## BRIEF
Reproduce each line exactly. Skip none.

Data extracted from a collection
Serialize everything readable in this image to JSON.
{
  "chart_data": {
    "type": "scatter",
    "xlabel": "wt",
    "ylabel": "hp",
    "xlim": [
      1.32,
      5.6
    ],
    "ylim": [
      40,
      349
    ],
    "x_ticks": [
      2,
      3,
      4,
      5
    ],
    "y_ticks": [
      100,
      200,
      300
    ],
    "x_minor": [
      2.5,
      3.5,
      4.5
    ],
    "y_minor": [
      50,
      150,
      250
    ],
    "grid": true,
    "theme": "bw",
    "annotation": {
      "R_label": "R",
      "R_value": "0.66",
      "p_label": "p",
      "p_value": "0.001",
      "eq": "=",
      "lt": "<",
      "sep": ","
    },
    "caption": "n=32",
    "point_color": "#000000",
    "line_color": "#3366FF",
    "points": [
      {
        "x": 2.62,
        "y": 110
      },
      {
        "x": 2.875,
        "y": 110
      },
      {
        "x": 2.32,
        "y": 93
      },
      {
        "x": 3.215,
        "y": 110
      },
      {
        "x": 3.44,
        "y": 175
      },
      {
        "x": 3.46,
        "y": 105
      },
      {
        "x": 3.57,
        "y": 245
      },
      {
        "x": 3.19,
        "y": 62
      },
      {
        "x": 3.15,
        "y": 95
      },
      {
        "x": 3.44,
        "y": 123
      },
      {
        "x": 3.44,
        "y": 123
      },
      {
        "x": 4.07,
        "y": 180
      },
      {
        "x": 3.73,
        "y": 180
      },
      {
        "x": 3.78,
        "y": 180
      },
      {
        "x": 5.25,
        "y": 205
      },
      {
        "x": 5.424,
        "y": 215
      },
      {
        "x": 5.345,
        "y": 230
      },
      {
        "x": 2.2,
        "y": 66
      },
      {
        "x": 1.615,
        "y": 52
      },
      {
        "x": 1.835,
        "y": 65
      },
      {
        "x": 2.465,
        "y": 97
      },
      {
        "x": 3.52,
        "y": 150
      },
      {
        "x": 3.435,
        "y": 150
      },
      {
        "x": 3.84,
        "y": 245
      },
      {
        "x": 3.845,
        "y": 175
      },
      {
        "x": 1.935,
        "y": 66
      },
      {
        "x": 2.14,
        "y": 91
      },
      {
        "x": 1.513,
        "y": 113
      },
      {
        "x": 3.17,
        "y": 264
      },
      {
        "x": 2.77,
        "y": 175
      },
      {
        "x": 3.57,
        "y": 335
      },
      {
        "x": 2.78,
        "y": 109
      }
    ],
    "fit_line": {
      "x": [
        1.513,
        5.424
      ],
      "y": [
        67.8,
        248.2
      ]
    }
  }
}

## RESPONSE TO THE TASK
Serialize everything readable in this image to JSON.
{
  "chart_data": {
    "type": "scatter",
    "xlabel": "wt",
    "ylabel": "hp",
    "xlim": [
      1.32,
      5.6
    ],
    "ylim": [
      40,
      349
    ],
    "x_ticks": [
      2,
      3,
      4,
      5
    ],
    "y_ticks": [
      100,
      200,
      300
    ],
    "x_minor": [
      2.5,
      3.5,
      4.5
    ],
    "y_minor": [
      50,
      150,
      250
    ],
    "grid": true,
    "theme": "bw",
    "annotation": {
      "R_label": "R",
      "R_value": "0.66",
      "p_label": "p",
      "p_value": "0.001",
      "eq": "=",
      "lt": "<",
      "sep": ","
    },
    "caption": "n=32",
    "point_color": "#000000",
    "line_color": "#3366FF",
    "points": [
      {
        "x": 2.62,
        "y": 110
      },
      {
        "x": 2.875,
        "y": 110
      },
      {
        "x": 2.32,
        "y": 93
      },
      {
        "x": 3.215,
        "y": 110
      },
      {
        "x": 3.44,
        "y": 175
      },
      {
        "x": 3.46,
        "y": 105
      },
      {
        "x": 3.57,
        "y": 245
      },
      {
        "x": 3.19,
        "y": 62
      },
      {
        "x": 3.15,
        "y": 95
      },
      {
        "x": 3.44,
        "y": 123
      },
      {
        "x": 3.44,
        "y": 123
      },
      {
        "x": 4.07,
        "y": 180
      },
      {
        "x": 3.73,
        "y": 180
      },
      {
        "x": 3.78,
        "y": 180
      },
      {
        "x": 5.25,
        "y": 205
      },
      {
        "x": 5.424,
        "y": 215
      },
      {
        "x": 5.345,
        "y": 230
      },
      {
        "x": 2.2,
        "y": 66
      },
      {
        "x": 1.615,
        "y": 52
      },
      {
        "x": 1.835,
        "y": 65
      },
      {
        "x": 2.465,
        "y": 97
      },
      {
        "x": 3.52,
        "y": 150
      },
      {
        "x": 3.435,
        "y": 150
      },
      {
        "x": 3.84,
        "y": 245
      },
      {
        "x": 3.845,
        "y": 175
      },
      {
        "x": 1.935,
        "y": 66
      },
      {
        "x": 2.14,
        "y": 91
      },
      {
        "x": 1.513,
        "y": 113
      },
      {
        "x": 3.17,
        "y": 264
      },
      {
        "x": 2.77,
        "y": 175
      },
      {
        "x": 3.57,
        "y": 335
      },
      {
        "x": 2.78,
        "y": 109
      }
    ],
    "fit_line": {
      "x": [
        1.513,
        5.424
      ],
      "y": [
        67.8,
        248.2
      ]
    }
  }
}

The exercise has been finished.